Figure record extracts:
'''
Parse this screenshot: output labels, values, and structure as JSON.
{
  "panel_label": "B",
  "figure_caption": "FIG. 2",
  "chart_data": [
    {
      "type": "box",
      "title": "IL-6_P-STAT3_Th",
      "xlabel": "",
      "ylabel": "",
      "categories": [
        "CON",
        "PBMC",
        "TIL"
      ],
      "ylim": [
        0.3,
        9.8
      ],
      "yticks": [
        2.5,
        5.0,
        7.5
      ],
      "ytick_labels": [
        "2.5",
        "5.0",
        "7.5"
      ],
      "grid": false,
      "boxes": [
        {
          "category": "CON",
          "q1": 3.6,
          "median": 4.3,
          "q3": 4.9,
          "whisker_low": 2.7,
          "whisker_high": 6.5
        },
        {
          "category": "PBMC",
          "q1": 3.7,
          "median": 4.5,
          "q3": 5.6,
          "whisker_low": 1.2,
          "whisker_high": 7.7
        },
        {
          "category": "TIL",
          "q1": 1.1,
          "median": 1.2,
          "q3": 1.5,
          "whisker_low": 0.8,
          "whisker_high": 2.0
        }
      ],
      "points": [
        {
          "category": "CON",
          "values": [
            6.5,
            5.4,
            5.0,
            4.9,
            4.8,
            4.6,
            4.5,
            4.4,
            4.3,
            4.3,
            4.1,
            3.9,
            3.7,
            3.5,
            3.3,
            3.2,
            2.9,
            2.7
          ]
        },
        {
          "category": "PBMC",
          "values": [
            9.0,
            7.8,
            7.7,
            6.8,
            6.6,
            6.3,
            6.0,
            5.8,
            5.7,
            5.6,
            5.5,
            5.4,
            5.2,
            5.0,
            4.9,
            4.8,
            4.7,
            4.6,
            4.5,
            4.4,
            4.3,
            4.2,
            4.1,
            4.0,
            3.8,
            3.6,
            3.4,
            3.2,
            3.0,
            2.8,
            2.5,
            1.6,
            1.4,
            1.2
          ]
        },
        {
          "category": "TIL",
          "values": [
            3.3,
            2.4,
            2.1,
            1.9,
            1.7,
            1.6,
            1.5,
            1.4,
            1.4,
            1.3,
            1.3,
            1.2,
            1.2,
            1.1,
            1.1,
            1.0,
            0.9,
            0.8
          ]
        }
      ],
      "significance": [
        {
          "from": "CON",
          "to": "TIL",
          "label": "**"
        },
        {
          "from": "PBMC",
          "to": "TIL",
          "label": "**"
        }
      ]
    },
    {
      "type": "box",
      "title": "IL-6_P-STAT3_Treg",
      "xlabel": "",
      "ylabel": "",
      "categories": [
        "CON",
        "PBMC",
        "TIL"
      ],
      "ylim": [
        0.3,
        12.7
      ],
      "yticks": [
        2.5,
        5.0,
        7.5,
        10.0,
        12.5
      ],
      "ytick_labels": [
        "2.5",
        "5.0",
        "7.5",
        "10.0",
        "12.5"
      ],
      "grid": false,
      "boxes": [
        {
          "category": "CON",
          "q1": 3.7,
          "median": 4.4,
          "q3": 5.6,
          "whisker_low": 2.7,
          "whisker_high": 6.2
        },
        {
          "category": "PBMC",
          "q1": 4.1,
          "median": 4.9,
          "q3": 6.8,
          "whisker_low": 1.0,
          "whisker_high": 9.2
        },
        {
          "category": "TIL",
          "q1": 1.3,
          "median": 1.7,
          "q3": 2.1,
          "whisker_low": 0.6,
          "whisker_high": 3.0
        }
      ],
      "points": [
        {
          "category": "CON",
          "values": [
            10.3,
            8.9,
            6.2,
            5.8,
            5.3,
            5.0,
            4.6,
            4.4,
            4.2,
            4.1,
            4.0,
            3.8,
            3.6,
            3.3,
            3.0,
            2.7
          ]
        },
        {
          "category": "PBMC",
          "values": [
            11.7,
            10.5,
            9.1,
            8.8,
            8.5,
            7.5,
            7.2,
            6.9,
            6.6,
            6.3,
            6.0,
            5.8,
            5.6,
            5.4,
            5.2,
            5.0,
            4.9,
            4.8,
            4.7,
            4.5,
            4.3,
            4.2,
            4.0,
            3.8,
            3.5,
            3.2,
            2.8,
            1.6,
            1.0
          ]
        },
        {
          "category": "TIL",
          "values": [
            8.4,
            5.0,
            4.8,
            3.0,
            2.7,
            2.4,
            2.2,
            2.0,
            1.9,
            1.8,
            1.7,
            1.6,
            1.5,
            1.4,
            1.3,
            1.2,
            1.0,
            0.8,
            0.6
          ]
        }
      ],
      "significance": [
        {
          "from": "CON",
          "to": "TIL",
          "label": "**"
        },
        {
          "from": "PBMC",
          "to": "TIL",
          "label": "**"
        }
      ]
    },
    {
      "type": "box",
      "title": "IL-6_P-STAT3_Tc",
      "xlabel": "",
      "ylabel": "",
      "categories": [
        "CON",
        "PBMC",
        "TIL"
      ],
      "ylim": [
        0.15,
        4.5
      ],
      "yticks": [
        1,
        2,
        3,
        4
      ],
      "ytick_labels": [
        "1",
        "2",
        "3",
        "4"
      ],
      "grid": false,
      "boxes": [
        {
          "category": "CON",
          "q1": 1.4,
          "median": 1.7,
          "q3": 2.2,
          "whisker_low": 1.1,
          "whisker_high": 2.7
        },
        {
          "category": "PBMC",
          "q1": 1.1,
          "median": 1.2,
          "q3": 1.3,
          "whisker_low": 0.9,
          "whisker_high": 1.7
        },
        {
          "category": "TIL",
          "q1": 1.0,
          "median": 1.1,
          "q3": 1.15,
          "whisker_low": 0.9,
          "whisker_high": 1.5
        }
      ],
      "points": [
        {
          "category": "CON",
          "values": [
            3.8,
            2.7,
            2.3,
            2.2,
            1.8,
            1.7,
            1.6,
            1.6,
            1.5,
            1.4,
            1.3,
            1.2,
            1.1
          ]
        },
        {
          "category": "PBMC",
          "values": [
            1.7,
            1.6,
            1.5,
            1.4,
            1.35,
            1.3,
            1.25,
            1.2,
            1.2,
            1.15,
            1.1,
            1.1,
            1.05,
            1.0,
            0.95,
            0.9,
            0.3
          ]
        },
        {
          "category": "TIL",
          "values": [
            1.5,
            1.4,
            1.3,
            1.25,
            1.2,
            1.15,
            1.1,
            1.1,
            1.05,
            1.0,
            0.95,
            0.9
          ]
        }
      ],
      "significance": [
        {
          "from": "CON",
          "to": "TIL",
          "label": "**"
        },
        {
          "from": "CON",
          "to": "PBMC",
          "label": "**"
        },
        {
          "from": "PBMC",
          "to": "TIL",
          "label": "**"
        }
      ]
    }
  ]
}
'''
▶ **What to do**
Write out the data exactly as it stands.

▶ **Output of the task**
Parse this screenshot: output labels, values, and structure as JSON.
{
  "panel_label": "B",
  "figure_caption": "FIG. 2",
  "chart_data": [
    {
      "type": "box",
      "title": "IL-6_P-STAT3_Th",
      "xlabel": "",
      "ylabel": "",
      "categories": [
        "CON",
        "PBMC",
        "TIL"
      ],
      "ylim": [
        0.3,
        9.8
      ],
      "yticks": [
        2.5,
        5.0,
        7.5
      ],
      "ytick_labels": [
        "2.5",
        "5.0",
        "7.5"
      ],
      "grid": false,
      "boxes": [
        {
          "category": "CON",
          "q1": 3.6,
          "median": 4.3,
          "q3": 4.9,
          "whisker_low": 2.7,
          "whisker_high": 6.5
        },
        {
          "category": "PBMC",
          "q1": 3.7,
          "median": 4.5,
          "q3": 5.6,
          "whisker_low": 1.2,
          "whisker_high": 7.7
        },
        {
          "category": "TIL",
          "q1": 1.1,
          "median": 1.2,
          "q3": 1.5,
          "whisker_low": 0.8,
          "whisker_high": 2.0
        }
      ],
      "points": [
        {
          "category": "CON",
          "values": [
            6.5,
            5.4,
            5.0,
            4.9,
            4.8,
            4.6,
            4.5,
            4.4,
            4.3,
            4.3,
            4.1,
            3.9,
            3.7,
            3.5,
            3.3,
            3.2,
            2.9,
            2.7
          ]
        },
        {
          "category": "PBMC",
          "values": [
            9.0,
            7.8,
            7.7,
            6.8,
            6.6,
            6.3,
            6.0,
            5.8,
            5.7,
            5.6,
            5.5,
            5.4,
            5.2,
            5.0,
            4.9,
            4.8,
            4.7,
            4.6,
            4.5,
            4.4,
            4.3,
            4.2,
            4.1,
            4.0,
            3.8,
            3.6,
            3.4,
            3.2,
            3.0,
            2.8,
            2.5,
            1.6,
            1.4,
            1.2
          ]
        },
        {
          "category": "TIL",
          "values": [
            3.3,
            2.4,
            2.1,
            1.9,
            1.7,
            1.6,
            1.5,
            1.4,
            1.4,
            1.3,
            1.3,
            1.2,
            1.2,
            1.1,
            1.1,
            1.0,
            0.9,
            0.8
          ]
        }
      ],
      "significance": [
        {
          "from": "CON",
          "to": "TIL",
          "label": "**"
        },
        {
          "from": "PBMC",
          "to": "TIL",
          "label": "**"
        }
      ]
    },
    {
      "type": "box",
      "title": "IL-6_P-STAT3_Treg",
      "xlabel": "",
      "ylabel": "",
      "categories": [
        "CON",
        "PBMC",
        "TIL"
      ],
      "ylim": [
        0.3,
        12.7
      ],
      "yticks": [
        2.5,
        5.0,
        7.5,
        10.0,
        12.5
      ],
      "ytick_labels": [
        "2.5",
        "5.0",
        "7.5",
        "10.0",
        "12.5"
      ],
      "grid": false,
      "boxes": [
        {
          "category": "CON",
          "q1": 3.7,
          "median": 4.4,
          "q3": 5.6,
          "whisker_low": 2.7,
          "whisker_high": 6.2
        },
        {
          "category": "PBMC",
          "q1": 4.1,
          "median": 4.9,
          "q3": 6.8,
          "whisker_low": 1.0,
          "whisker_high": 9.2
        },
        {
          "category": "TIL",
          "q1": 1.3,
          "median": 1.7,
          "q3": 2.1,
          "whisker_low": 0.6,
          "whisker_high": 3.0
        }
      ],
      "points": [
        {
          "category": "CON",
          "values": [
            10.3,
            8.9,
            6.2,
            5.8,
            5.3,
            5.0,
            4.6,
            4.4,
            4.2,
            4.1,
            4.0,
            3.8,
            3.6,
            3.3,
            3.0,
            2.7
          ]
        },
        {
          "category": "PBMC",
          "values": [
            11.7,
            10.5,
            9.1,
            8.8,
            8.5,
            7.5,
            7.2,
            6.9,
            6.6,
            6.3,
            6.0,
            5.8,
            5.6,
            5.4,
            5.2,
            5.0,
            4.9,
            4.8,
            4.7,
            4.5,
            4.3,
            4.2,
            4.0,
            3.8,
            3.5,
            3.2,
            2.8,
            1.6,
            1.0
          ]
        },
        {
          "category": "TIL",
          "values": [
            8.4,
            5.0,
            4.8,
            3.0,
            2.7,
            2.4,
            2.2,
            2.0,
            1.9,
            1.8,
            1.7,
            1.6,
            1.5,
            1.4,
            1.3,
            1.2,
            1.0,
            0.8,
            0.6
          ]
        }
      ],
      "significance": [
        {
          "from": "CON",
          "to": "TIL",
          "label": "**"
        },
        {
          "from": "PBMC",
          "to": "TIL",
          "label": "**"
        }
      ]
    },
    {
      "type": "box",
      "title": "IL-6_P-STAT3_Tc",
      "xlabel": "",
      "ylabel": "",
      "categories": [
        "CON",
        "PBMC",
        "TIL"
      ],
      "ylim": [
        0.15,
        4.5
      ],
      "yticks": [
        1,
        2,
        3,
        4
      ],
      "ytick_labels": [
        "1",
        "2",
        "3",
        "4"
      ],
      "grid": false,
      "boxes": [
        {
          "category": "CON",
          "q1": 1.4,
          "median": 1.7,
          "q3": 2.2,
          "whisker_low": 1.1,
          "whisker_high": 2.7
        },
        {
          "category": "PBMC",
          "q1": 1.1,
          "median": 1.2,
          "q3": 1.3,
          "whisker_low": 0.9,
          "whisker_high": 1.7
        },
        {
          "category": "TIL",
          "q1": 1.0,
          "median": 1.1,
          "q3": 1.15,
          "whisker_low": 0.9,
          "whisker_high": 1.5
        }
      ],
      "points": [
        {
          "category": "CON",
          "values": [
            3.8,
            2.7,
            2.3,
            2.2,
            1.8,
            1.7,
            1.6,
            1.6,
            1.5,
            1.4,
            1.3,
            1.2,
            1.1
          ]
        },
        {
          "category": "PBMC",
          "values": [
            1.7,
            1.6,
            1.5,
            1.4,
            1.35,
            1.3,
            1.25,
            1.2,
            1.2,
            1.15,
            1.1,
            1.1,
            1.05,
            1.0,
            0.95,
            0.9,
            0.3
          ]
        },
        {
          "category": "TIL",
          "values": [
            1.5,
            1.4,
            1.3,
            1.25,
            1.2,
            1.15,
            1.1,
            1.1,
            1.05,
            1.0,
            0.95,
            0.9
          ]
        }
      ],
      "significance": [
        {
          "from": "CON",
          "to": "TIL",
          "label": "**"
        },
        {
          "from": "CON",
          "to": "PBMC",
          "label": "**"
        },
        {
          "from": "PBMC",
          "to": "TIL",
          "label": "**"
        }
      ]
    }
  ]
}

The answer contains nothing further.